Start of EXERCISE MATERIALS

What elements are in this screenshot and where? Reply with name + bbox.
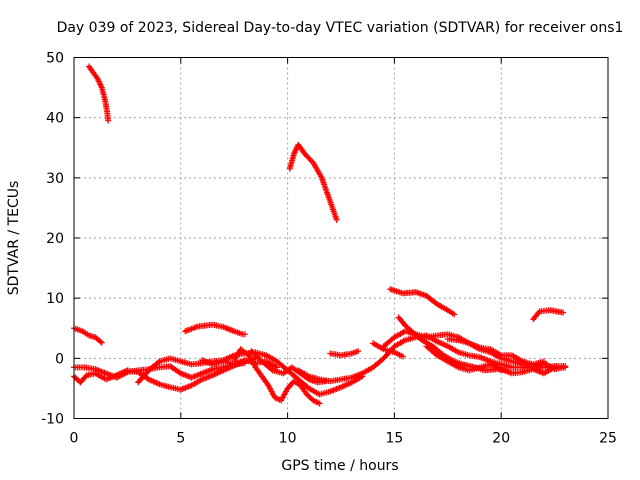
- chart-title: Day 039 of 2023, Sidereal Day-to-day VTE…: [57, 20, 624, 36]
- data-points: [71, 63, 569, 407]
- y-tick-label: 20: [46, 231, 64, 247]
- series-arc-l: [295, 332, 569, 385]
- series-arc-b: [286, 141, 340, 223]
- data-point: [97, 338, 104, 345]
- y-tick-label: 10: [46, 291, 64, 307]
- series-arc-s: [199, 357, 280, 371]
- y-axis-label: SDTVAR / TECUs: [6, 181, 22, 296]
- y-tick-label: 0: [55, 351, 64, 367]
- data-point: [273, 364, 280, 371]
- data-point: [241, 331, 248, 338]
- x-tick-label: 5: [176, 431, 185, 447]
- series-arc-r: [444, 336, 547, 368]
- data-point: [540, 358, 547, 365]
- data-point: [562, 364, 569, 371]
- data-point: [451, 311, 458, 318]
- y-tick-label: -10: [41, 412, 64, 428]
- series-arc-m: [327, 348, 362, 359]
- data-point: [268, 366, 275, 373]
- y-tick-label: 30: [46, 171, 64, 187]
- series-arc-q: [423, 343, 558, 377]
- y-tick-label: 50: [46, 51, 64, 67]
- x-tick-label: 0: [70, 431, 79, 447]
- data-point: [399, 353, 406, 360]
- data-point: [355, 348, 362, 355]
- series-arc-d: [182, 321, 248, 338]
- data-point: [155, 359, 162, 366]
- series-arc-f: [530, 307, 567, 323]
- x-tick-label: 10: [279, 431, 297, 447]
- x-tick-label: 15: [385, 431, 403, 447]
- x-axis-label: GPS time / hours: [281, 458, 398, 474]
- y-tick-label: 40: [46, 111, 64, 127]
- data-point: [551, 364, 558, 371]
- series-arc-c: [71, 325, 105, 346]
- x-tick-label: 25: [599, 431, 617, 447]
- series-arc-e: [387, 286, 458, 318]
- data-point: [105, 117, 112, 124]
- data-point: [560, 309, 567, 316]
- series-arc-a: [85, 63, 112, 124]
- plot-frame: [73, 57, 609, 419]
- tick-labels: 0 5 10 15 20 25 -10 0 10 20 30 40 50: [41, 51, 617, 447]
- series-arc-p: [370, 340, 406, 360]
- data-point: [316, 400, 323, 407]
- x-tick-label: 20: [492, 431, 510, 447]
- data-point: [333, 216, 340, 223]
- data-point: [98, 339, 105, 346]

End of EXERCISE MATERIALS

Rewrite all the data with every "y-tick-label" replaced by "vertical-axis-label" and nothing else changed. Leave the picture out.

#### [COMPLETE ANSWER]
What elements are in this screenshot and where? Reply with name + bbox.
- chart-title: Day 039 of 2023, Sidereal Day-to-day VTE…: [57, 20, 624, 36]
- data-points: [71, 63, 569, 407]
- vertical-axis-label: 20: [46, 231, 64, 247]
- series-arc-l: [295, 332, 569, 385]
- series-arc-b: [286, 141, 340, 223]
- data-point: [97, 338, 104, 345]
- vertical-axis-label: 10: [46, 291, 64, 307]
- series-arc-s: [199, 357, 280, 371]
- y-axis-label: SDTVAR / TECUs: [6, 181, 22, 296]
- vertical-axis-label: 0: [55, 351, 64, 367]
- data-point: [273, 364, 280, 371]
- data-point: [241, 331, 248, 338]
- x-tick-label: 5: [176, 431, 185, 447]
- series-arc-r: [444, 336, 547, 368]
- data-point: [540, 358, 547, 365]
- data-point: [562, 364, 569, 371]
- data-point: [451, 311, 458, 318]
- vertical-axis-label: -10: [41, 412, 64, 428]
- series-arc-m: [327, 348, 362, 359]
- data-point: [268, 366, 275, 373]
- vertical-axis-label: 30: [46, 171, 64, 187]
- series-arc-q: [423, 343, 558, 377]
- vertical-axis-label: 50: [46, 51, 64, 67]
- x-tick-label: 0: [70, 431, 79, 447]
- data-point: [399, 353, 406, 360]
- data-point: [355, 348, 362, 355]
- series-arc-d: [182, 321, 248, 338]
- data-point: [155, 359, 162, 366]
- series-arc-f: [530, 307, 567, 323]
- x-tick-label: 10: [279, 431, 297, 447]
- x-tick-label: 15: [385, 431, 403, 447]
- x-axis-label: GPS time / hours: [281, 458, 398, 474]
- vertical-axis-label: 40: [46, 111, 64, 127]
- data-point: [551, 364, 558, 371]
- series-arc-c: [71, 325, 105, 346]
- x-tick-label: 25: [599, 431, 617, 447]
- series-arc-e: [387, 286, 458, 318]
- data-point: [105, 117, 112, 124]
- data-point: [560, 309, 567, 316]
- series-arc-a: [85, 63, 112, 124]
- plot-frame: [73, 57, 609, 419]
- tick-labels: 0 5 10 15 20 25 -10 0 10 20 30 40 50: [41, 51, 617, 447]
- series-arc-p: [370, 340, 406, 360]
- data-point: [316, 400, 323, 407]
- x-tick-label: 20: [492, 431, 510, 447]
- data-point: [333, 216, 340, 223]
- data-point: [98, 339, 105, 346]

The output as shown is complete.